→ **Task requirements**: For each line in the data below that holds "alimentaires", return a copy.
* * *
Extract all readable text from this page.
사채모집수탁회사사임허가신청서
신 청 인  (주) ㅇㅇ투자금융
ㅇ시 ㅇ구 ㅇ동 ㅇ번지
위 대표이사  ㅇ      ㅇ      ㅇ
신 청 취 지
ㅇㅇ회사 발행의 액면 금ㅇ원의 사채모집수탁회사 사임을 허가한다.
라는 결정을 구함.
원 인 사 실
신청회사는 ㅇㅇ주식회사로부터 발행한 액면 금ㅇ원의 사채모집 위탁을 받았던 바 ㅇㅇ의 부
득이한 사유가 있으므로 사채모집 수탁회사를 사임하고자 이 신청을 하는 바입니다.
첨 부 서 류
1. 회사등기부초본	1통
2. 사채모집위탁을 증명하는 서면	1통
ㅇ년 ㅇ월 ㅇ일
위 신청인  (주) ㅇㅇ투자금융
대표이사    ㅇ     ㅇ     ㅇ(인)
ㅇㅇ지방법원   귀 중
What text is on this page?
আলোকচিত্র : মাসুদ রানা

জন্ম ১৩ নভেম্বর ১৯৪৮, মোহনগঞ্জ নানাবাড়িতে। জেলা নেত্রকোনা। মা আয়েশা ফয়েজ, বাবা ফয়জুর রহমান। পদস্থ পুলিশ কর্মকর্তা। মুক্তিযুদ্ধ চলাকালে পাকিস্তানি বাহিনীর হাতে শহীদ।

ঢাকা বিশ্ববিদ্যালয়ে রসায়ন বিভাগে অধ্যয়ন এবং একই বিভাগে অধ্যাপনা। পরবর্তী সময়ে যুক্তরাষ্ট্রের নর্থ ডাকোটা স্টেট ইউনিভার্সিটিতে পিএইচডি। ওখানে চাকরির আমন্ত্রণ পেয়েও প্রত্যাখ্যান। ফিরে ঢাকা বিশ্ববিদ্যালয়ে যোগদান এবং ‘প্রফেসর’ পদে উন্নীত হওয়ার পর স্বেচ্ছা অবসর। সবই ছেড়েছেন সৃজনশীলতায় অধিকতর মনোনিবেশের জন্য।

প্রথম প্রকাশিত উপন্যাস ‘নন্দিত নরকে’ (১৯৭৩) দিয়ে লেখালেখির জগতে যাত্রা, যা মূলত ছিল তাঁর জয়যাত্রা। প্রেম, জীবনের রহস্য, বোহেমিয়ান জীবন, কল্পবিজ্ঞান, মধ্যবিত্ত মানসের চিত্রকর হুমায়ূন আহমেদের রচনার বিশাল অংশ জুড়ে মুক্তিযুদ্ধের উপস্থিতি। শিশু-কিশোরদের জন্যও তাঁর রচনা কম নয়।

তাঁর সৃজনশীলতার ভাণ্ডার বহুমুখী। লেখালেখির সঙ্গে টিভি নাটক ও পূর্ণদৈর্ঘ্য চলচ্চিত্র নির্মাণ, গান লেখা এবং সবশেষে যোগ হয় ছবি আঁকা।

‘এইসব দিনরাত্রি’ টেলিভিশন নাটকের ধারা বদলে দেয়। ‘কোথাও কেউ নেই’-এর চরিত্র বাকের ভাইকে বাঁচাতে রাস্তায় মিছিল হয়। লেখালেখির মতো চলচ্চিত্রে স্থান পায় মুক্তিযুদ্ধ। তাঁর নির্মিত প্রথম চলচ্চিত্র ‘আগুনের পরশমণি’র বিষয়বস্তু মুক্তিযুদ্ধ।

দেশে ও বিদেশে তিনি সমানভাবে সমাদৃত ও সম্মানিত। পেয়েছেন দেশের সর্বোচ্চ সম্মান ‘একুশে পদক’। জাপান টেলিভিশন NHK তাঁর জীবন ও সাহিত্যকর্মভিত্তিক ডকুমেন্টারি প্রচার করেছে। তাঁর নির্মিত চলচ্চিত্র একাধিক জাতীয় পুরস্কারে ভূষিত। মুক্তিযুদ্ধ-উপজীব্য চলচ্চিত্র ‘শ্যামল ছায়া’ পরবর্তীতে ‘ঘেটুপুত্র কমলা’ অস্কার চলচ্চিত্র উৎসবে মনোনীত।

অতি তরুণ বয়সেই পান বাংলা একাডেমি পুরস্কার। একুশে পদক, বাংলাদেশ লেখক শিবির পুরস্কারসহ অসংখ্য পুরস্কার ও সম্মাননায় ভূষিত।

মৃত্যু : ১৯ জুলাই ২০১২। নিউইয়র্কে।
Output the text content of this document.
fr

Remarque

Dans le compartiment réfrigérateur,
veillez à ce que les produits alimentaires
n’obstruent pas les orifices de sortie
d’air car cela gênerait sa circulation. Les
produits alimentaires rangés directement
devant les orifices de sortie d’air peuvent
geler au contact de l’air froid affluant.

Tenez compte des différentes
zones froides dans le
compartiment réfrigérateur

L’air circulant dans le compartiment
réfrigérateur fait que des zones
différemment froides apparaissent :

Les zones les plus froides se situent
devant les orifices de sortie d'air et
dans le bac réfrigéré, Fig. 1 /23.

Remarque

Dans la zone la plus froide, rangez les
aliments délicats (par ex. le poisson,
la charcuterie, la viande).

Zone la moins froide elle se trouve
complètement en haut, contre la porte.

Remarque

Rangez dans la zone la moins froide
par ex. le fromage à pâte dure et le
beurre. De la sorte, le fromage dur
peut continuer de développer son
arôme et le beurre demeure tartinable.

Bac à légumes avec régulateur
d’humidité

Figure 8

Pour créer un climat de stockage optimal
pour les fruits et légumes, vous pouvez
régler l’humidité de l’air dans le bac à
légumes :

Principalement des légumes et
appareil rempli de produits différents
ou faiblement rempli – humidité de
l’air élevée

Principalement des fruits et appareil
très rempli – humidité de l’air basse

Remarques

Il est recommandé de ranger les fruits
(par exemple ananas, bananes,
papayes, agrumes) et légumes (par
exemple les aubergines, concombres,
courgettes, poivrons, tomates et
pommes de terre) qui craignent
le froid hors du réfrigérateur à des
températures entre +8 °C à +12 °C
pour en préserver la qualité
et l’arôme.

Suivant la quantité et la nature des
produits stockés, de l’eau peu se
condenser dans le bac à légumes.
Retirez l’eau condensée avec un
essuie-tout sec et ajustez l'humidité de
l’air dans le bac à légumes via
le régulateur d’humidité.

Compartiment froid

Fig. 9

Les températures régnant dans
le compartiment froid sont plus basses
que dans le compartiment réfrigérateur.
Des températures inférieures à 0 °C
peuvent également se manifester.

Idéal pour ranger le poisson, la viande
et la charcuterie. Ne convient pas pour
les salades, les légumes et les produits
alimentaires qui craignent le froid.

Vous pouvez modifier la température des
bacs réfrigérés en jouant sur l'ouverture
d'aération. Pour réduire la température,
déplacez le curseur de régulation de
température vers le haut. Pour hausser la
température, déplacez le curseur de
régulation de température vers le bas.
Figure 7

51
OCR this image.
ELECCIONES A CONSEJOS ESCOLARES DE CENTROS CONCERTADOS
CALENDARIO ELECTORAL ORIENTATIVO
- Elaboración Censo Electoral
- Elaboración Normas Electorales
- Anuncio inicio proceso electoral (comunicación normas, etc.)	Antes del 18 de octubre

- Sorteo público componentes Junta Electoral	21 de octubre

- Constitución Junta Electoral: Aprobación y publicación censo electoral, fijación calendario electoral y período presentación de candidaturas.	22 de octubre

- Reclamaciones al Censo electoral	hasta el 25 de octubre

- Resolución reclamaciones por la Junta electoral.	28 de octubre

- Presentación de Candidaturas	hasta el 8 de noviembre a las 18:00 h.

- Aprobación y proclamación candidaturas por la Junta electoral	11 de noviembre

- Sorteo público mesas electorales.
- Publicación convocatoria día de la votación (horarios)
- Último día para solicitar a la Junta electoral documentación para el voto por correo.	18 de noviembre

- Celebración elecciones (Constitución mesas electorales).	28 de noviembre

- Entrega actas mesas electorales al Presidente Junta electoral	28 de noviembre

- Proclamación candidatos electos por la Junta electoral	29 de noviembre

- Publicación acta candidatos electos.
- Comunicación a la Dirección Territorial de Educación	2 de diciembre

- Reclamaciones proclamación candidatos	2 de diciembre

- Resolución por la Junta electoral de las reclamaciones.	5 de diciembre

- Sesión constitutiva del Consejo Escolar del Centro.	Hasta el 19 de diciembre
* * *
→ **Solution to this task**:
veillez à ce que les produits alimentaires
produits alimentaires rangés directement
alimentaires qui craignent le froid.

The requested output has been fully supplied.